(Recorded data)
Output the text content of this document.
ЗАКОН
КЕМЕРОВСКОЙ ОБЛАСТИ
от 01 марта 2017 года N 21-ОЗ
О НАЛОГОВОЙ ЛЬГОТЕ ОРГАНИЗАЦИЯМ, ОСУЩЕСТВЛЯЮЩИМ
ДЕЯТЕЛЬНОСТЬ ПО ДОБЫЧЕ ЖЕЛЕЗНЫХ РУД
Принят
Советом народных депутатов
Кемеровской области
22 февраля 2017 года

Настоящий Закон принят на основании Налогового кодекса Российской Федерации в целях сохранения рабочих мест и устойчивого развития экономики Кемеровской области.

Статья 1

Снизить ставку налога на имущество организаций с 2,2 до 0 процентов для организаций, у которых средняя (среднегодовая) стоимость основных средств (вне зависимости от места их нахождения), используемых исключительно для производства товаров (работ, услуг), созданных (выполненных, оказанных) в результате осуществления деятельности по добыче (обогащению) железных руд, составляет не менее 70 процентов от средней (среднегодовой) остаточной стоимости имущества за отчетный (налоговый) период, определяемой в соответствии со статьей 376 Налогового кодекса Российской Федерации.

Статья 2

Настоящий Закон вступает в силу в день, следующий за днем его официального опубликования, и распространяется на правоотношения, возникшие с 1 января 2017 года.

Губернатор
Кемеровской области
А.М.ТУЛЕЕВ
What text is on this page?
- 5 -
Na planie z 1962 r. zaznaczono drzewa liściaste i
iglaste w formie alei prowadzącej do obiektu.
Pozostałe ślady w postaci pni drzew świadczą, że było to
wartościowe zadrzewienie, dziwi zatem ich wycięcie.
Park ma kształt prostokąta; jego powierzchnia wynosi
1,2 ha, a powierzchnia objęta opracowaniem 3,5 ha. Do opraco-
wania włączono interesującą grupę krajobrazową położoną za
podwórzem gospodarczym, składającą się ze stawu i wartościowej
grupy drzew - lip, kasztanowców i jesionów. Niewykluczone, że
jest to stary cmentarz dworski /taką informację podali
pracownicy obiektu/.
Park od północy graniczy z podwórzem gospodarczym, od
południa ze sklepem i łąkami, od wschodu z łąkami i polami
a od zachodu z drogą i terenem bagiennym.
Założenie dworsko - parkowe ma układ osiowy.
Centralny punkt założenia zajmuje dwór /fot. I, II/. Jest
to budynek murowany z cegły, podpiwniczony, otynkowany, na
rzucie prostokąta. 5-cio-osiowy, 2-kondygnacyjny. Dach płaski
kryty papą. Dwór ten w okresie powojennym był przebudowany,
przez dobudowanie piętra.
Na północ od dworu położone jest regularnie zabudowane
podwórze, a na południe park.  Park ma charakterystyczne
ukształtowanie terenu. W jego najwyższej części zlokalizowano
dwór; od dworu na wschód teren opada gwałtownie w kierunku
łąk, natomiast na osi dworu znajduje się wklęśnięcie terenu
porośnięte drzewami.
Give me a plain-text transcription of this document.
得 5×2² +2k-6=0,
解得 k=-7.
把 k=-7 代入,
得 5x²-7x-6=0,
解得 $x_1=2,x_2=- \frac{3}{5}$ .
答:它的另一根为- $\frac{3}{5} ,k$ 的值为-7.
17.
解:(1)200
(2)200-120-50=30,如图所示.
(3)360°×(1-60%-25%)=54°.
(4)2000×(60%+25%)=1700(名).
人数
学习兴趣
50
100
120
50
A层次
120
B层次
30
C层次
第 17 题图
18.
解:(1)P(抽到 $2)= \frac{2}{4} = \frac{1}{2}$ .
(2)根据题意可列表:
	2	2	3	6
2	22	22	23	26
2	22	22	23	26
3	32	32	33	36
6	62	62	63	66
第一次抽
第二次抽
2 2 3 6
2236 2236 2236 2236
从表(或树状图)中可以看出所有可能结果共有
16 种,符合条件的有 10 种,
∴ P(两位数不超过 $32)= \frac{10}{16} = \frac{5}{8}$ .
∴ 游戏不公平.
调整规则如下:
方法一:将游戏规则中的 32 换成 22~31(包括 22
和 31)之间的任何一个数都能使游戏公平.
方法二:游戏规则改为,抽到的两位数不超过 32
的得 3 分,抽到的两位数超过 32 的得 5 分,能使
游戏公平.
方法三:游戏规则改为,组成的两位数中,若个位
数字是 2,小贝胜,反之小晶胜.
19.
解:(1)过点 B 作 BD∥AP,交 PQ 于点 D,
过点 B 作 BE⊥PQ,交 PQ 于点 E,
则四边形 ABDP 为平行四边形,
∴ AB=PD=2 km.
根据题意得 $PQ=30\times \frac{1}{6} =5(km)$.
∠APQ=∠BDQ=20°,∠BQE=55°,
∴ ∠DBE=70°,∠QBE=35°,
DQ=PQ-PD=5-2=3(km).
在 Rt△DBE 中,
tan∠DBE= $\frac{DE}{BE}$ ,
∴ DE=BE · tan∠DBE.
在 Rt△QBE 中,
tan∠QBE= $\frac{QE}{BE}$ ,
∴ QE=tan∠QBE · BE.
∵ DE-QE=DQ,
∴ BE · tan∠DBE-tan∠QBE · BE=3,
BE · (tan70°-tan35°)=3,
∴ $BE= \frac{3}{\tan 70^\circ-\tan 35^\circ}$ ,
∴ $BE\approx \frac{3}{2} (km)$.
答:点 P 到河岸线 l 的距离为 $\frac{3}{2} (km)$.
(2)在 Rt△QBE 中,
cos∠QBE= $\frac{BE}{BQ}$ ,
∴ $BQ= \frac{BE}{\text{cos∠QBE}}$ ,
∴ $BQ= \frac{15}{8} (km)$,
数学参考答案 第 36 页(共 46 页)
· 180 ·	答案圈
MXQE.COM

**STATED PROBLEM:** Working from the material above, retype it in its entirety without change.

**OUTPUT BELOW:**
Output the text content of this document.
ЗАКОН
КЕМЕРОВСКОЙ ОБЛАСТИ
от 01 марта 2017 года N 21-ОЗ
О НАЛОГОВОЙ ЛЬГОТЕ ОРГАНИЗАЦИЯМ, ОСУЩЕСТВЛЯЮЩИМ
ДЕЯТЕЛЬНОСТЬ ПО ДОБЫЧЕ ЖЕЛЕЗНЫХ РУД
Принят
Советом народных депутатов
Кемеровской области
22 февраля 2017 года

Настоящий Закон принят на основании Налогового кодекса Российской Федерации в целях сохранения рабочих мест и устойчивого развития экономики Кемеровской области.

Статья 1

Снизить ставку налога на имущество организаций с 2,2 до 0 процентов для организаций, у которых средняя (среднегодовая) стоимость основных средств (вне зависимости от места их нахождения), используемых исключительно для производства товаров (работ, услуг), созданных (выполненных, оказанных) в результате осуществления деятельности по добыче (обогащению) железных руд, составляет не менее 70 процентов от средней (среднегодовой) остаточной стоимости имущества за отчетный (налоговый) период, определяемой в соответствии со статьей 376 Налогового кодекса Российской Федерации.

Статья 2

Настоящий Закон вступает в силу в день, следующий за днем его официального опубликования, и распространяется на правоотношения, возникшие с 1 января 2017 года.

Губернатор
Кемеровской области
А.М.ТУЛЕЕВ
What text is on this page?
- 5 -
Na planie z 1962 r. zaznaczono drzewa liściaste i
iglaste w formie alei prowadzącej do obiektu.
Pozostałe ślady w postaci pni drzew świadczą, że było to
wartościowe zadrzewienie, dziwi zatem ich wycięcie.
Park ma kształt prostokąta; jego powierzchnia wynosi
1,2 ha, a powierzchnia objęta opracowaniem 3,5 ha. Do opraco-
wania włączono interesującą grupę krajobrazową położoną za
podwórzem gospodarczym, składającą się ze stawu i wartościowej
grupy drzew - lip, kasztanowców i jesionów. Niewykluczone, że
jest to stary cmentarz dworski /taką informację podali
pracownicy obiektu/.
Park od północy graniczy z podwórzem gospodarczym, od
południa ze sklepem i łąkami, od wschodu z łąkami i polami
a od zachodu z drogą i terenem bagiennym.
Założenie dworsko - parkowe ma układ osiowy.
Centralny punkt założenia zajmuje dwór /fot. I, II/. Jest
to budynek murowany z cegły, podpiwniczony, otynkowany, na
rzucie prostokąta. 5-cio-osiowy, 2-kondygnacyjny. Dach płaski
kryty papą. Dwór ten w okresie powojennym był przebudowany,
przez dobudowanie piętra.
Na północ od dworu położone jest regularnie zabudowane
podwórze, a na południe park.  Park ma charakterystyczne
ukształtowanie terenu. W jego najwyższej części zlokalizowano
dwór; od dworu na wschód teren opada gwałtownie w kierunku
łąk, natomiast na osi dworu znajduje się wklęśnięcie terenu
porośnięte drzewami.
Give me a plain-text transcription of this document.
得 5×2² +2k-6=0,
解得 k=-7.
把 k=-7 代入,
得 5x²-7x-6=0,
解得 $x_1=2,x_2=- \frac{3}{5}$ .
答:它的另一根为- $\frac{3}{5} ,k$ 的值为-7.
17.
解:(1)200
(2)200-120-50=30,如图所示.
(3)360°×(1-60%-25%)=54°.
(4)2000×(60%+25%)=1700(名).
人数
学习兴趣
50
100
120
50
A层次
120
B层次
30
C层次
第 17 题图
18.
解:(1)P(抽到 $2)= \frac{2}{4} = \frac{1}{2}$ .
(2)根据题意可列表:
	2	2	3	6
2	22	22	23	26
2	22	22	23	26
3	32	32	33	36
6	62	62	63	66
第一次抽
第二次抽
2 2 3 6
2236 2236 2236 2236
从表(或树状图)中可以看出所有可能结果共有
16 种,符合条件的有 10 种,
∴ P(两位数不超过 $32)= \frac{10}{16} = \frac{5}{8}$ .
∴ 游戏不公平.
调整规则如下:
方法一:将游戏规则中的 32 换成 22~31(包括 22
和 31)之间的任何一个数都能使游戏公平.
方法二:游戏规则改为,抽到的两位数不超过 32
的得 3 分,抽到的两位数超过 32 的得 5 分,能使
游戏公平.
方法三:游戏规则改为,组成的两位数中,若个位
数字是 2,小贝胜,反之小晶胜.
19.
解:(1)过点 B 作 BD∥AP,交 PQ 于点 D,
过点 B 作 BE⊥PQ,交 PQ 于点 E,
则四边形 ABDP 为平行四边形,
∴ AB=PD=2 km.
根据题意得 $PQ=30\times \frac{1}{6} =5(km)$.
∠APQ=∠BDQ=20°,∠BQE=55°,
∴ ∠DBE=70°,∠QBE=35°,
DQ=PQ-PD=5-2=3(km).
在 Rt△DBE 中,
tan∠DBE= $\frac{DE}{BE}$ ,
∴ DE=BE · tan∠DBE.
在 Rt△QBE 中,
tan∠QBE= $\frac{QE}{BE}$ ,
∴ QE=tan∠QBE · BE.
∵ DE-QE=DQ,
∴ BE · tan∠DBE-tan∠QBE · BE=3,
BE · (tan70°-tan35°)=3,
∴ $BE= \frac{3}{\tan 70^\circ-\tan 35^\circ}$ ,
∴ $BE\approx \frac{3}{2} (km)$.
答:点 P 到河岸线 l 的距离为 $\frac{3}{2} (km)$.
(2)在 Rt△QBE 中,
cos∠QBE= $\frac{BE}{BQ}$ ,
∴ $BQ= \frac{BE}{\text{cos∠QBE}}$ ,
∴ $BQ= \frac{15}{8} (km)$,
数学参考答案 第 36 页(共 46 页)
· 180 ·	答案圈
MXQE.COM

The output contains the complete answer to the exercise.